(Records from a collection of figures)
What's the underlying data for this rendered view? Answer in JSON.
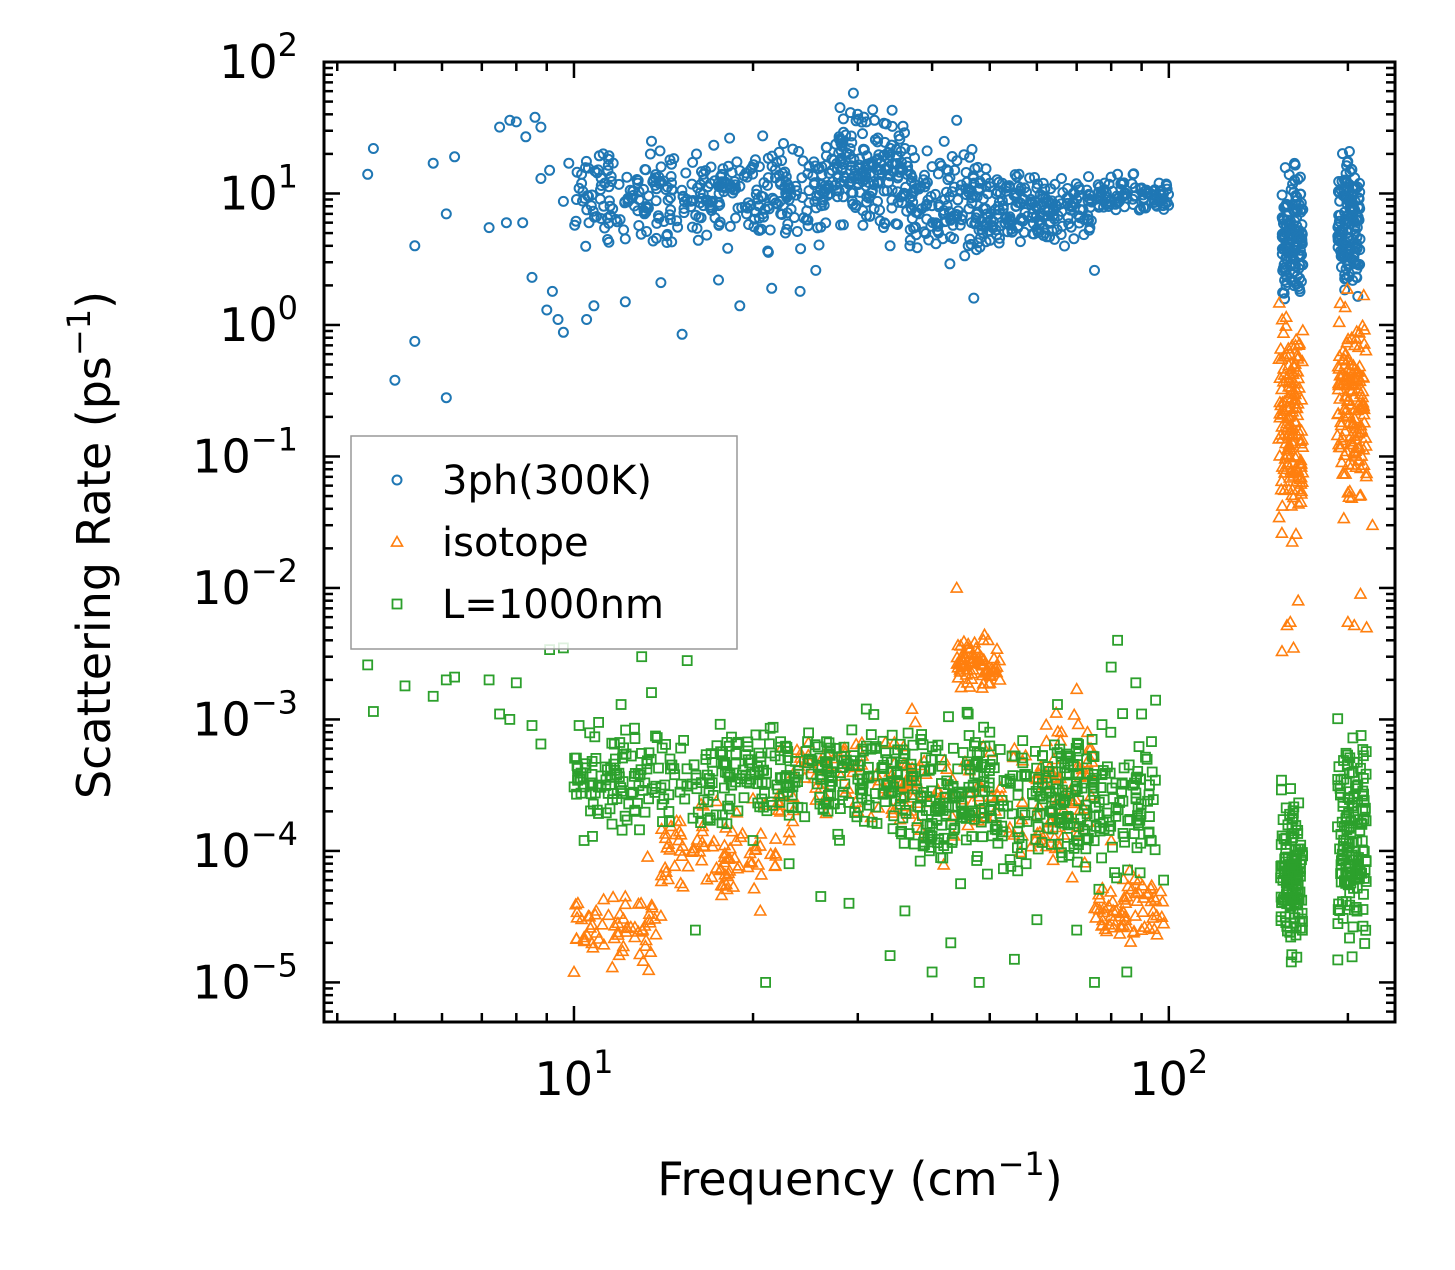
{
  "chart_data": {
    "type": "scatter",
    "title": "",
    "xlabel": "Frequency (cm⁻¹)",
    "xlabel_text": "Frequency (cm",
    "xlabel_sup": "−1",
    "xlabel_close": ")",
    "ylabel": "Scattering Rate (ps⁻¹)",
    "ylabel_text": "Scattering Rate (ps",
    "ylabel_sup": "−1",
    "ylabel_close": ")",
    "xscale": "log",
    "yscale": "log",
    "xlim": [
      3.8,
      240
    ],
    "ylim": [
      5e-06,
      100
    ],
    "legend_position": "center-left",
    "x_ticks": [
      {
        "value": 10,
        "base": "10",
        "exp": "1"
      },
      {
        "value": 100,
        "base": "10",
        "exp": "2"
      }
    ],
    "y_ticks": [
      {
        "value": 100,
        "base": "10",
        "exp": "2"
      },
      {
        "value": 10,
        "base": "10",
        "exp": "1"
      },
      {
        "value": 1,
        "base": "10",
        "exp": "0"
      },
      {
        "value": 0.1,
        "base": "10",
        "exp": "−1"
      },
      {
        "value": 0.01,
        "base": "10",
        "exp": "−2"
      },
      {
        "value": 0.001,
        "base": "10",
        "exp": "−3"
      },
      {
        "value": 0.0001,
        "base": "10",
        "exp": "−4"
      },
      {
        "value": 1e-05,
        "base": "10",
        "exp": "−5"
      }
    ],
    "series": [
      {
        "name": "3ph(300K)",
        "marker": "circle",
        "color": "#1f77b4",
        "points": [
          [
            4.5,
            14
          ],
          [
            4.6,
            22
          ],
          [
            5.0,
            0.38
          ],
          [
            5.4,
            4.0
          ],
          [
            5.4,
            0.75
          ],
          [
            5.8,
            17
          ],
          [
            6.1,
            7
          ],
          [
            6.1,
            0.28
          ],
          [
            6.3,
            19
          ],
          [
            7.2,
            5.5
          ],
          [
            7.5,
            32
          ],
          [
            7.7,
            6
          ],
          [
            7.8,
            36
          ],
          [
            8.0,
            35
          ],
          [
            8.2,
            6
          ],
          [
            8.3,
            27
          ],
          [
            8.5,
            2.3
          ],
          [
            8.6,
            38
          ],
          [
            8.8,
            13
          ],
          [
            8.8,
            32
          ],
          [
            9.0,
            1.3
          ],
          [
            9.1,
            15
          ],
          [
            9.2,
            1.8
          ],
          [
            9.4,
            1.1
          ],
          [
            9.6,
            8.7
          ],
          [
            9.6,
            0.88
          ],
          [
            9.8,
            17
          ],
          [
            10.1,
            9
          ],
          [
            10.3,
            14
          ],
          [
            10.5,
            1.1
          ],
          [
            10.6,
            6
          ],
          [
            10.8,
            1.4
          ],
          [
            11.2,
            20
          ],
          [
            11.5,
            8
          ],
          [
            12.2,
            1.5
          ],
          [
            12.8,
            12
          ],
          [
            13.5,
            25
          ],
          [
            14.0,
            2.1
          ],
          [
            14.5,
            18
          ],
          [
            15.2,
            0.85
          ],
          [
            15.5,
            9
          ],
          [
            16.5,
            14
          ],
          [
            17.5,
            2.2
          ],
          [
            18.0,
            11
          ],
          [
            19.0,
            1.4
          ],
          [
            19.5,
            7
          ],
          [
            20.5,
            16
          ],
          [
            21.5,
            1.9
          ],
          [
            22.5,
            24
          ],
          [
            24.0,
            1.8
          ],
          [
            25.5,
            2.6
          ],
          [
            27,
            10
          ],
          [
            28,
            45
          ],
          [
            29.5,
            58
          ],
          [
            31,
            35
          ],
          [
            32.5,
            12
          ],
          [
            34,
            4
          ],
          [
            36,
            22
          ],
          [
            38,
            7
          ],
          [
            40,
            16
          ],
          [
            42,
            9
          ],
          [
            44,
            36
          ],
          [
            46,
            4
          ],
          [
            47,
            1.6
          ],
          [
            50,
            12
          ],
          [
            53,
            6
          ],
          [
            56,
            14
          ],
          [
            60,
            11
          ],
          [
            62,
            5
          ],
          [
            66,
            13
          ],
          [
            70,
            9
          ],
          [
            75,
            2.6
          ],
          [
            78,
            12
          ],
          [
            82,
            14
          ],
          [
            90,
            11
          ],
          [
            98,
            10
          ]
        ],
        "clusters": [
          {
            "x": [
              10,
              16
            ],
            "y": [
              3,
              28
            ],
            "n": 140
          },
          {
            "x": [
              16,
              27
            ],
            "y": [
              3,
              35
            ],
            "n": 200
          },
          {
            "x": [
              27,
              36
            ],
            "y": [
              4,
              58
            ],
            "n": 180
          },
          {
            "x": [
              36,
              50
            ],
            "y": [
              2,
              30
            ],
            "n": 160
          },
          {
            "x": [
              50,
              75
            ],
            "y": [
              3,
              18
            ],
            "n": 180
          },
          {
            "x": [
              75,
              100
            ],
            "y": [
              6,
              15
            ],
            "n": 90
          },
          {
            "x": [
              155,
              168
            ],
            "y": [
              1,
              25
            ],
            "n": 140
          },
          {
            "x": [
              192,
              210
            ],
            "y": [
              1,
              33
            ],
            "n": 150
          }
        ]
      },
      {
        "name": "isotope",
        "marker": "triangle",
        "color": "#ff7f0e",
        "points": [
          [
            10.0,
            1.2e-05
          ],
          [
            10.4,
            2.2e-05
          ],
          [
            10.9,
            3.5e-05
          ],
          [
            11.6,
            1.3e-05
          ],
          [
            12.2,
            4.5e-05
          ],
          [
            13.3,
            9e-05
          ],
          [
            14.0,
            3.2e-05
          ],
          [
            15.0,
            0.00012
          ],
          [
            16.5,
            0.00022
          ],
          [
            18.0,
            0.00015
          ],
          [
            20.0,
            0.00025
          ],
          [
            23,
            0.00012
          ],
          [
            26,
            0.0003
          ],
          [
            30,
            0.0002
          ],
          [
            34,
            0.0004
          ],
          [
            37,
            0.0012
          ],
          [
            44,
            0.01
          ],
          [
            46,
            0.0035
          ],
          [
            49,
            0.0044
          ],
          [
            52,
            0.002
          ],
          [
            55,
            0.0006
          ],
          [
            60,
            0.00035
          ],
          [
            66,
            0.0008
          ],
          [
            70,
            0.0017
          ],
          [
            74,
            0.0006
          ],
          [
            80,
            0.00012
          ],
          [
            85,
            4.5e-05
          ],
          [
            90,
            2.5e-05
          ],
          [
            98,
            2.8e-05
          ],
          [
            155,
            0.0033
          ],
          [
            158,
            0.0052
          ],
          [
            160,
            0.0055
          ],
          [
            162,
            0.0035
          ],
          [
            165,
            0.008
          ],
          [
            200,
            0.0055
          ],
          [
            205,
            0.0052
          ],
          [
            210,
            0.009
          ],
          [
            215,
            0.005
          ],
          [
            220,
            0.03
          ]
        ],
        "clusters": [
          {
            "x": [
              10,
              14
            ],
            "y": [
              1e-05,
              7e-05
            ],
            "n": 60
          },
          {
            "x": [
              14,
              22
            ],
            "y": [
              3e-05,
              0.0003
            ],
            "n": 90
          },
          {
            "x": [
              22,
              38
            ],
            "y": [
              0.0001,
              0.0012
            ],
            "n": 90
          },
          {
            "x": [
              44,
              52
            ],
            "y": [
              0.0015,
              0.0045
            ],
            "n": 70
          },
          {
            "x": [
              36,
              60
            ],
            "y": [
              5e-05,
              0.0012
            ],
            "n": 60
          },
          {
            "x": [
              60,
              75
            ],
            "y": [
              5e-05,
              0.0018
            ],
            "n": 70
          },
          {
            "x": [
              75,
              98
            ],
            "y": [
              1.5e-05,
              0.0001
            ],
            "n": 70
          },
          {
            "x": [
              153,
              168
            ],
            "y": [
              0.012,
              2.5
            ],
            "n": 150
          },
          {
            "x": [
              192,
              215
            ],
            "y": [
              0.02,
              2.6
            ],
            "n": 150
          }
        ]
      },
      {
        "name": "L=1000nm",
        "marker": "square",
        "color": "#2ca02c",
        "points": [
          [
            4.5,
            0.0026
          ],
          [
            4.6,
            0.00115
          ],
          [
            5.2,
            0.0018
          ],
          [
            5.8,
            0.0015
          ],
          [
            6.1,
            0.002
          ],
          [
            6.3,
            0.0021
          ],
          [
            7.2,
            0.002
          ],
          [
            7.5,
            0.0011
          ],
          [
            7.8,
            0.001
          ],
          [
            8.0,
            0.0019
          ],
          [
            8.5,
            0.0009
          ],
          [
            8.8,
            0.00065
          ],
          [
            9.1,
            0.0034
          ],
          [
            9.6,
            0.0035
          ],
          [
            10.2,
            0.0009
          ],
          [
            10.4,
            0.00012
          ],
          [
            11.0,
            0.00095
          ],
          [
            12.0,
            0.0013
          ],
          [
            13.0,
            0.003
          ],
          [
            13.5,
            0.0016
          ],
          [
            15.5,
            0.0028
          ],
          [
            16.0,
            2.5e-05
          ],
          [
            17,
            0.00055
          ],
          [
            20,
            0.00012
          ],
          [
            21,
            1e-05
          ],
          [
            23,
            8e-05
          ],
          [
            26,
            4.5e-05
          ],
          [
            29,
            4e-05
          ],
          [
            31,
            0.0012
          ],
          [
            34,
            1.6e-05
          ],
          [
            36,
            3.5e-05
          ],
          [
            40,
            1.2e-05
          ],
          [
            43,
            2e-05
          ],
          [
            46,
            0.0011
          ],
          [
            48,
            1e-05
          ],
          [
            50,
            0.0008
          ],
          [
            55,
            1.5e-05
          ],
          [
            60,
            3e-05
          ],
          [
            65,
            0.0013
          ],
          [
            70,
            2.5e-05
          ],
          [
            75,
            1e-05
          ],
          [
            80,
            0.0025
          ],
          [
            82,
            0.004
          ],
          [
            85,
            1.2e-05
          ],
          [
            88,
            0.0019
          ],
          [
            90,
            0.0011
          ],
          [
            95,
            0.0014
          ],
          [
            98,
            6e-05
          ]
        ],
        "clusters": [
          {
            "x": [
              10,
              18
            ],
            "y": [
              0.0001,
              0.0012
            ],
            "n": 160
          },
          {
            "x": [
              18,
              35
            ],
            "y": [
              0.0001,
              0.0014
            ],
            "n": 220
          },
          {
            "x": [
              35,
              60
            ],
            "y": [
              4e-05,
              0.0015
            ],
            "n": 230
          },
          {
            "x": [
              60,
              95
            ],
            "y": [
              4e-05,
              0.0014
            ],
            "n": 200
          },
          {
            "x": [
              154,
              168
            ],
            "y": [
              1e-05,
              0.00045
            ],
            "n": 140
          },
          {
            "x": [
              192,
              215
            ],
            "y": [
              1e-05,
              0.0014
            ],
            "n": 150
          }
        ]
      }
    ]
  }
}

Objective ::
Pick out lines containing the word "color", each one as written.

Exercise solution ::
        "color": "#1f77b4",
        "color": "#ff7f0e",
        "color": "#2ca02c",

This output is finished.